_Dataset entries_.
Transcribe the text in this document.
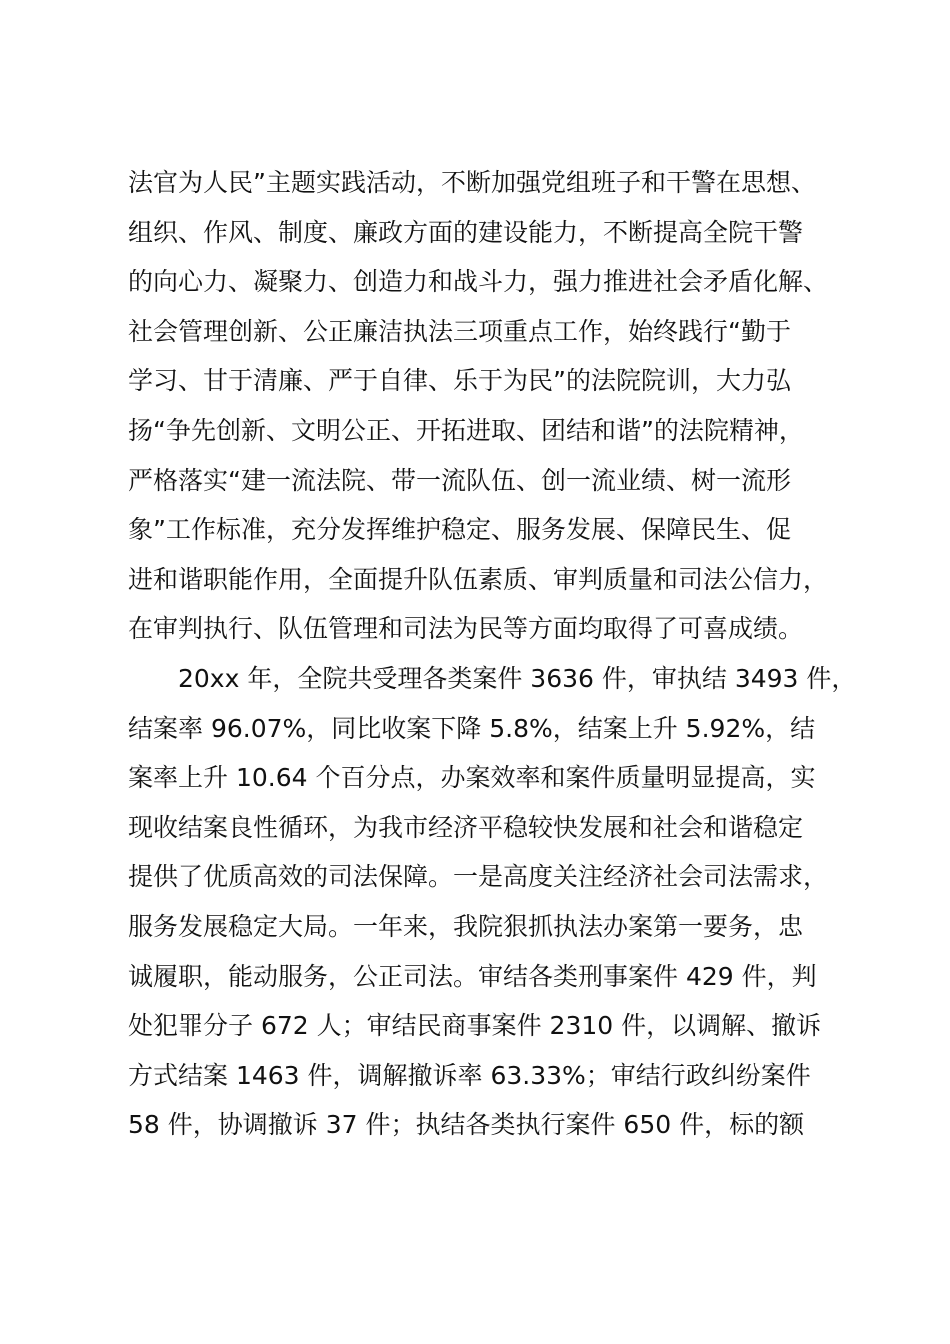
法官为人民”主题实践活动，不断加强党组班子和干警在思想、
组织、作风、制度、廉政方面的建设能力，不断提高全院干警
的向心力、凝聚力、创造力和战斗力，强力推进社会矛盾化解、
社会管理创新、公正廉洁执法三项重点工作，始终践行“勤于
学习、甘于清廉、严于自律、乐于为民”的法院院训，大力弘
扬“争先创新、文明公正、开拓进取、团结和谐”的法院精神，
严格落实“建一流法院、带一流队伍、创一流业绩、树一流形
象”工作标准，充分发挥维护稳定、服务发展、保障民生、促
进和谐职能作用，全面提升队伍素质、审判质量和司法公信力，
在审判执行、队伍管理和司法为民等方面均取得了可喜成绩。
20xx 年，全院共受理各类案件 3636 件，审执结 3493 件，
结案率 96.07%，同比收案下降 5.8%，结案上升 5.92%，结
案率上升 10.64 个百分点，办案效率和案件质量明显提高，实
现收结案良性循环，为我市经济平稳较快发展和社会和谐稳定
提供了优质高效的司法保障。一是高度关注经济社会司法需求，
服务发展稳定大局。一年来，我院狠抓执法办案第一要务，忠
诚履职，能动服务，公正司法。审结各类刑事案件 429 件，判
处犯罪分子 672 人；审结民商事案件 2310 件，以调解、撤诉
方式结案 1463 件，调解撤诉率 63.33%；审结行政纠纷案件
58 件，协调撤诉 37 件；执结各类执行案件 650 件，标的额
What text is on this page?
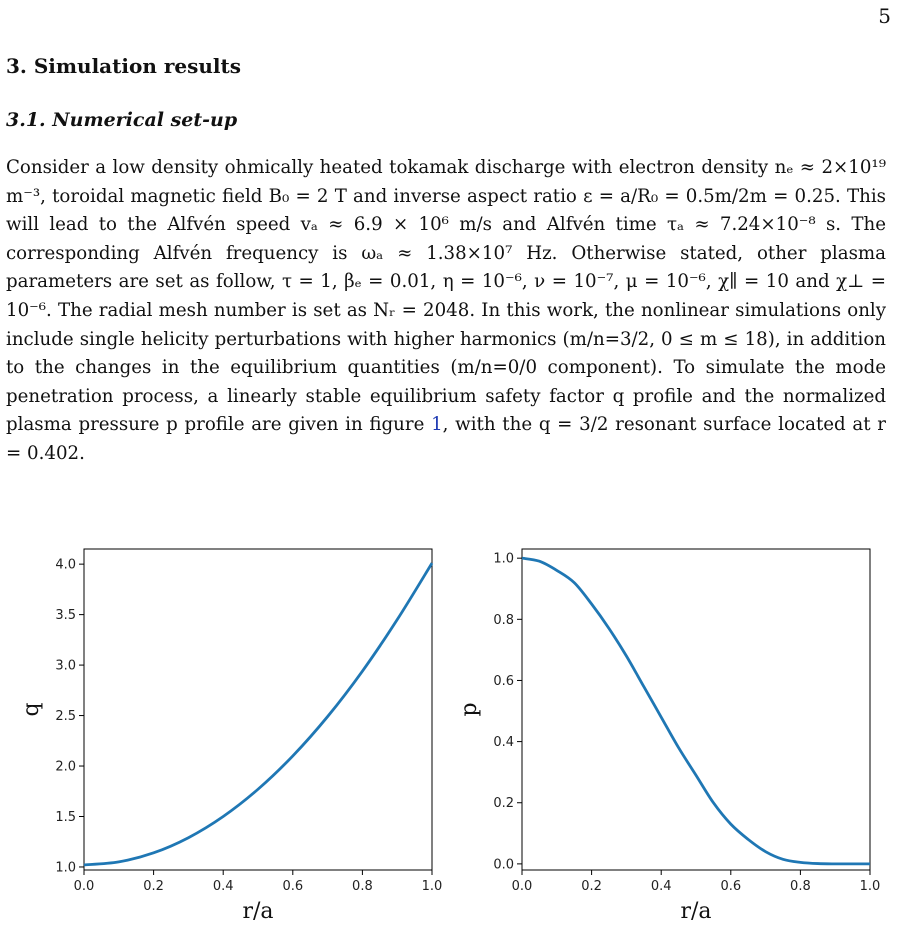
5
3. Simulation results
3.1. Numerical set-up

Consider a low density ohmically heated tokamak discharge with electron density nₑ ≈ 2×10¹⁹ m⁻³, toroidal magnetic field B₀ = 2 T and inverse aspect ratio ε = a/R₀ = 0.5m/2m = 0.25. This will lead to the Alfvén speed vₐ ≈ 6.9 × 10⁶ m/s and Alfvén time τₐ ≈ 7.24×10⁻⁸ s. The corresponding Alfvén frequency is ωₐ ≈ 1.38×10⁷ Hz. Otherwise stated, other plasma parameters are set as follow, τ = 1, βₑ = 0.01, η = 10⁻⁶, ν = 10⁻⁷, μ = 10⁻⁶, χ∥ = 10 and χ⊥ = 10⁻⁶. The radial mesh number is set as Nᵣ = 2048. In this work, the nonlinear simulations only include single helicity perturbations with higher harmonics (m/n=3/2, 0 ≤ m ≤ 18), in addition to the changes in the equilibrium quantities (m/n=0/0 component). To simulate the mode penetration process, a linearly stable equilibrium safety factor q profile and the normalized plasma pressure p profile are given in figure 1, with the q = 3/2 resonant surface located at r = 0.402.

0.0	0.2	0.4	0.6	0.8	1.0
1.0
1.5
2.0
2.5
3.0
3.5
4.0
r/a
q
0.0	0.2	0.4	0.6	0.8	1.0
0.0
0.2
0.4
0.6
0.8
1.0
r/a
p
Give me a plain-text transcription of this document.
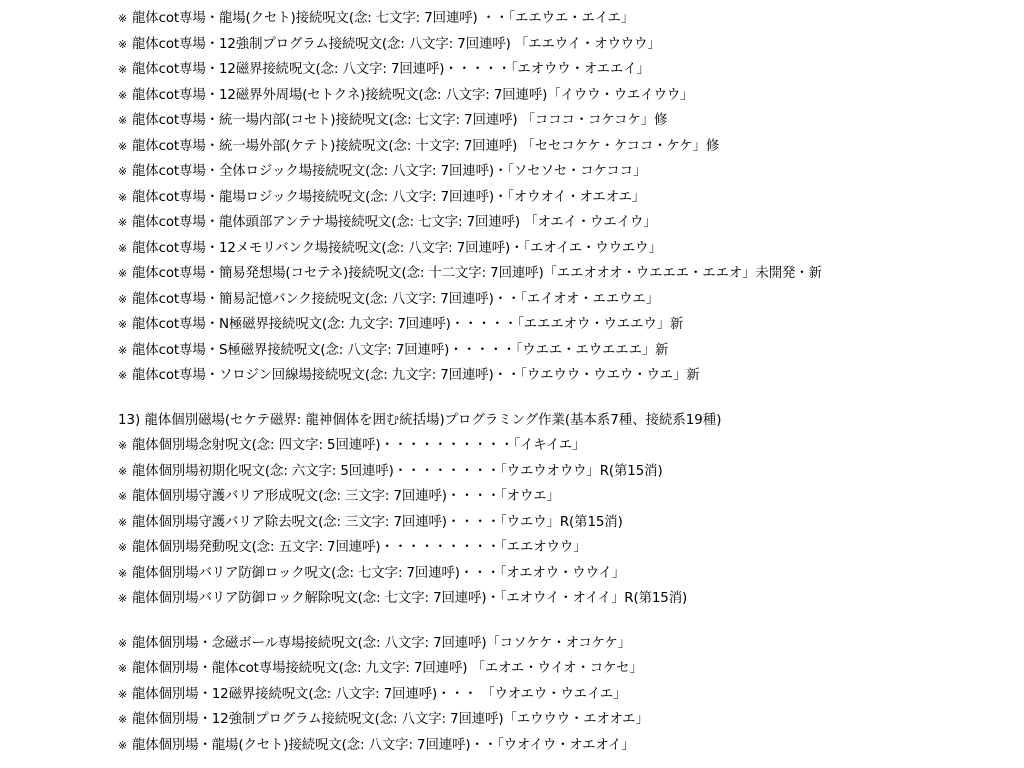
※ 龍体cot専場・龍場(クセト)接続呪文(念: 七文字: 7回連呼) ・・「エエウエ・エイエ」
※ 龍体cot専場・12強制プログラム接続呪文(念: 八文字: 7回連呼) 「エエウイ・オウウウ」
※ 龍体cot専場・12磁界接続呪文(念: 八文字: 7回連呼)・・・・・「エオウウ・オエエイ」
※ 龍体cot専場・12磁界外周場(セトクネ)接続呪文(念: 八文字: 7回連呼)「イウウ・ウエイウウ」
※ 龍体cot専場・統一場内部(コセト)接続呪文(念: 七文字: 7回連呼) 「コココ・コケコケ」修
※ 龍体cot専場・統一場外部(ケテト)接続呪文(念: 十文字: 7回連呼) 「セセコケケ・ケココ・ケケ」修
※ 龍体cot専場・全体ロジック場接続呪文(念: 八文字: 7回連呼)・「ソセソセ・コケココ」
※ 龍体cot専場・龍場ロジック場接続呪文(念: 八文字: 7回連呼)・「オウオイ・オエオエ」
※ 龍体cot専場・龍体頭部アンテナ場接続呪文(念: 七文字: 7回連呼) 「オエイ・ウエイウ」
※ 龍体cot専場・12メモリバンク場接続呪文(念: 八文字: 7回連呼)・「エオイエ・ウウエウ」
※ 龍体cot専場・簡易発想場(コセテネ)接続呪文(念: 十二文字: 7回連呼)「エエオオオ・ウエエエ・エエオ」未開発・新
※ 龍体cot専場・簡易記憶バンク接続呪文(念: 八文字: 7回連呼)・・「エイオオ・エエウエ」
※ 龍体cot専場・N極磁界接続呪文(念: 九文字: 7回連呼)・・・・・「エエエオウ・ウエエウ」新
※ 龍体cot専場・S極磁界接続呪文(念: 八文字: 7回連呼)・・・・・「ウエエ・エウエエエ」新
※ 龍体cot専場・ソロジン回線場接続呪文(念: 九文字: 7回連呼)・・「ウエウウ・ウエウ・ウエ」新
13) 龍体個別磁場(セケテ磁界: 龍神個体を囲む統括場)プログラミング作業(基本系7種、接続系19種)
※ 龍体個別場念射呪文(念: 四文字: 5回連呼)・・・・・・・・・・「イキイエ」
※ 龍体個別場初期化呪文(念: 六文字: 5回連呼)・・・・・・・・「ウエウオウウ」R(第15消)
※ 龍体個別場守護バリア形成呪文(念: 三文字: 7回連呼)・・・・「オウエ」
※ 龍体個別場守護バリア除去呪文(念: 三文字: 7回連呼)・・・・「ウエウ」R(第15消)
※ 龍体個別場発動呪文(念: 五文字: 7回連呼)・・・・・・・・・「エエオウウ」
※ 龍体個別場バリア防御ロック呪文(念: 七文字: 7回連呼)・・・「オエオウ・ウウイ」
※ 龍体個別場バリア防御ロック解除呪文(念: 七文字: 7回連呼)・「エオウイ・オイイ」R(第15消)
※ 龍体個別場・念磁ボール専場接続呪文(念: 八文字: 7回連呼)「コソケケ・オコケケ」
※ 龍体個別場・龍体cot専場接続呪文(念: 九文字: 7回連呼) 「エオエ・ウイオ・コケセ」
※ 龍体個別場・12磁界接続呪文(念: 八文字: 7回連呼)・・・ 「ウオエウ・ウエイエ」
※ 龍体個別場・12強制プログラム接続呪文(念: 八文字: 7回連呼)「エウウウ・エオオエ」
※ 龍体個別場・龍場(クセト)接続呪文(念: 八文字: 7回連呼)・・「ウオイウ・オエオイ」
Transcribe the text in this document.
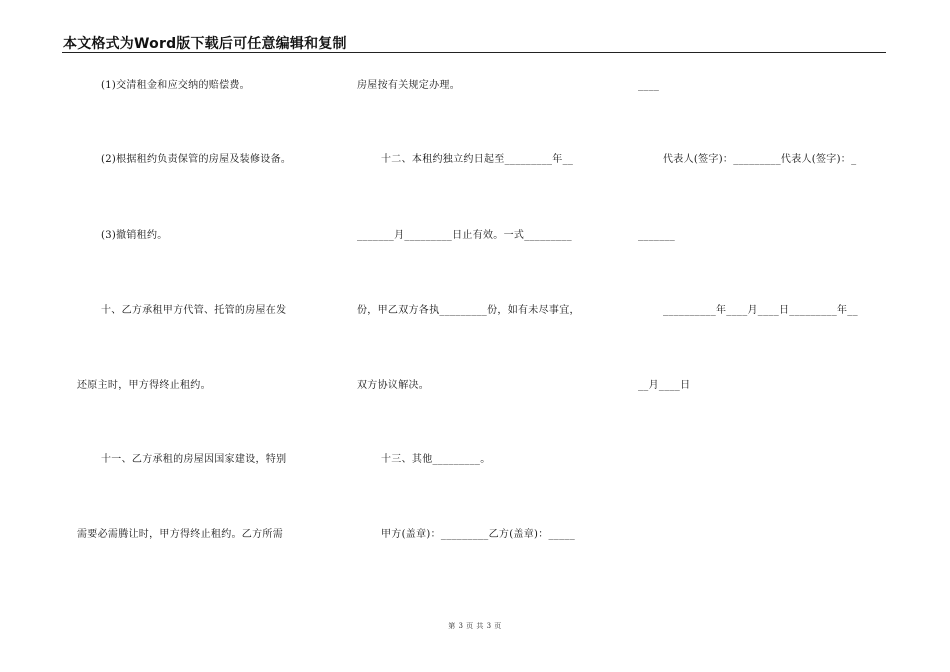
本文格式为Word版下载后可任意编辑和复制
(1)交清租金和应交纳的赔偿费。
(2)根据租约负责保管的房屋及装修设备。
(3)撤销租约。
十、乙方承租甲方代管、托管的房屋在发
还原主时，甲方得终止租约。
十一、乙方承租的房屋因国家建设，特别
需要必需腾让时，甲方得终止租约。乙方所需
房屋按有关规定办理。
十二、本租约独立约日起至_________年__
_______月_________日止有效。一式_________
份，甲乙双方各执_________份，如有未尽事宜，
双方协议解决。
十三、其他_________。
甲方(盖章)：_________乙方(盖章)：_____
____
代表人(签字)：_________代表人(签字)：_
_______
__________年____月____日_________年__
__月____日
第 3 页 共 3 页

_Task directions_.
Your copy should hold every record word for word and none of the pictures.

_Output_.
Transcribe the text in this document.
法官为人民”主题实践活动，不断加强党组班子和干警在思想、
组织、作风、制度、廉政方面的建设能力，不断提高全院干警
的向心力、凝聚力、创造力和战斗力，强力推进社会矛盾化解、
社会管理创新、公正廉洁执法三项重点工作，始终践行“勤于
学习、甘于清廉、严于自律、乐于为民”的法院院训，大力弘
扬“争先创新、文明公正、开拓进取、团结和谐”的法院精神，
严格落实“建一流法院、带一流队伍、创一流业绩、树一流形
象”工作标准，充分发挥维护稳定、服务发展、保障民生、促
进和谐职能作用，全面提升队伍素质、审判质量和司法公信力，
在审判执行、队伍管理和司法为民等方面均取得了可喜成绩。
20xx 年，全院共受理各类案件 3636 件，审执结 3493 件，
结案率 96.07%，同比收案下降 5.8%，结案上升 5.92%，结
案率上升 10.64 个百分点，办案效率和案件质量明显提高，实
现收结案良性循环，为我市经济平稳较快发展和社会和谐稳定
提供了优质高效的司法保障。一是高度关注经济社会司法需求，
服务发展稳定大局。一年来，我院狠抓执法办案第一要务，忠
诚履职，能动服务，公正司法。审结各类刑事案件 429 件，判
处犯罪分子 672 人；审结民商事案件 2310 件，以调解、撤诉
方式结案 1463 件，调解撤诉率 63.33%；审结行政纠纷案件
58 件，协调撤诉 37 件；执结各类执行案件 650 件，标的额
What text is on this page?
5
3. Simulation results
3.1. Numerical set-up

Consider a low density ohmically heated tokamak discharge with electron density nₑ ≈ 2×10¹⁹ m⁻³, toroidal magnetic field B₀ = 2 T and inverse aspect ratio ε = a/R₀ = 0.5m/2m = 0.25. This will lead to the Alfvén speed vₐ ≈ 6.9 × 10⁶ m/s and Alfvén time τₐ ≈ 7.24×10⁻⁸ s. The corresponding Alfvén frequency is ωₐ ≈ 1.38×10⁷ Hz. Otherwise stated, other plasma parameters are set as follow, τ = 1, βₑ = 0.01, η = 10⁻⁶, ν = 10⁻⁷, μ = 10⁻⁶, χ∥ = 10 and χ⊥ = 10⁻⁶. The radial mesh number is set as Nᵣ = 2048. In this work, the nonlinear simulations only include single helicity perturbations with higher harmonics (m/n=3/2, 0 ≤ m ≤ 18), in addition to the changes in the equilibrium quantities (m/n=0/0 component). To simulate the mode penetration process, a linearly stable equilibrium safety factor q profile and the normalized plasma pressure p profile are given in figure 1, with the q = 3/2 resonant surface located at r = 0.402.

0.0	0.2	0.4	0.6	0.8	1.0
1.0
1.5
2.0
2.5
3.0
3.5
4.0
r/a
q
0.0	0.2	0.4	0.6	0.8	1.0
0.0
0.2
0.4
0.6
0.8
1.0
r/a
p
Give me a plain-text transcription of this document.
※ 龍体cot専場・龍場(クセト)接続呪文(念: 七文字: 7回連呼) ・・「エエウエ・エイエ」
※ 龍体cot専場・12強制プログラム接続呪文(念: 八文字: 7回連呼) 「エエウイ・オウウウ」
※ 龍体cot専場・12磁界接続呪文(念: 八文字: 7回連呼)・・・・・「エオウウ・オエエイ」
※ 龍体cot専場・12磁界外周場(セトクネ)接続呪文(念: 八文字: 7回連呼)「イウウ・ウエイウウ」
※ 龍体cot専場・統一場内部(コセト)接続呪文(念: 七文字: 7回連呼) 「コココ・コケコケ」修
※ 龍体cot専場・統一場外部(ケテト)接続呪文(念: 十文字: 7回連呼) 「セセコケケ・ケココ・ケケ」修
※ 龍体cot専場・全体ロジック場接続呪文(念: 八文字: 7回連呼)・「ソセソセ・コケココ」
※ 龍体cot専場・龍場ロジック場接続呪文(念: 八文字: 7回連呼)・「オウオイ・オエオエ」
※ 龍体cot専場・龍体頭部アンテナ場接続呪文(念: 七文字: 7回連呼) 「オエイ・ウエイウ」
※ 龍体cot専場・12メモリバンク場接続呪文(念: 八文字: 7回連呼)・「エオイエ・ウウエウ」
※ 龍体cot専場・簡易発想場(コセテネ)接続呪文(念: 十二文字: 7回連呼)「エエオオオ・ウエエエ・エエオ」未開発・新
※ 龍体cot専場・簡易記憶バンク接続呪文(念: 八文字: 7回連呼)・・「エイオオ・エエウエ」
※ 龍体cot専場・N極磁界接続呪文(念: 九文字: 7回連呼)・・・・・「エエエオウ・ウエエウ」新
※ 龍体cot専場・S極磁界接続呪文(念: 八文字: 7回連呼)・・・・・「ウエエ・エウエエエ」新
※ 龍体cot専場・ソロジン回線場接続呪文(念: 九文字: 7回連呼)・・「ウエウウ・ウエウ・ウエ」新
13) 龍体個別磁場(セケテ磁界: 龍神個体を囲む統括場)プログラミング作業(基本系7種、接続系19種)
※ 龍体個別場念射呪文(念: 四文字: 5回連呼)・・・・・・・・・・「イキイエ」
※ 龍体個別場初期化呪文(念: 六文字: 5回連呼)・・・・・・・・「ウエウオウウ」R(第15消)
※ 龍体個別場守護バリア形成呪文(念: 三文字: 7回連呼)・・・・「オウエ」
※ 龍体個別場守護バリア除去呪文(念: 三文字: 7回連呼)・・・・「ウエウ」R(第15消)
※ 龍体個別場発動呪文(念: 五文字: 7回連呼)・・・・・・・・・「エエオウウ」
※ 龍体個別場バリア防御ロック呪文(念: 七文字: 7回連呼)・・・「オエオウ・ウウイ」
※ 龍体個別場バリア防御ロック解除呪文(念: 七文字: 7回連呼)・「エオウイ・オイイ」R(第15消)
※ 龍体個別場・念磁ボール専場接続呪文(念: 八文字: 7回連呼)「コソケケ・オコケケ」
※ 龍体個別場・龍体cot専場接続呪文(念: 九文字: 7回連呼) 「エオエ・ウイオ・コケセ」
※ 龍体個別場・12磁界接続呪文(念: 八文字: 7回連呼)・・・ 「ウオエウ・ウエイエ」
※ 龍体個別場・12強制プログラム接続呪文(念: 八文字: 7回連呼)「エウウウ・エオオエ」
※ 龍体個別場・龍場(クセト)接続呪文(念: 八文字: 7回連呼)・・「ウオイウ・オエオイ」
Transcribe the text in this document.
本文格式为Word版下载后可任意编辑和复制
(1)交清租金和应交纳的赔偿费。
(2)根据租约负责保管的房屋及装修设备。
(3)撤销租约。
十、乙方承租甲方代管、托管的房屋在发
还原主时，甲方得终止租约。
十一、乙方承租的房屋因国家建设，特别
需要必需腾让时，甲方得终止租约。乙方所需
房屋按有关规定办理。
十二、本租约独立约日起至_________年__
_______月_________日止有效。一式_________
份，甲乙双方各执_________份，如有未尽事宜，
双方协议解决。
十三、其他_________。
甲方(盖章)：_________乙方(盖章)：_____
____
代表人(签字)：_________代表人(签字)：_
_______
__________年____月____日_________年__
__月____日
第 3 页 共 3 页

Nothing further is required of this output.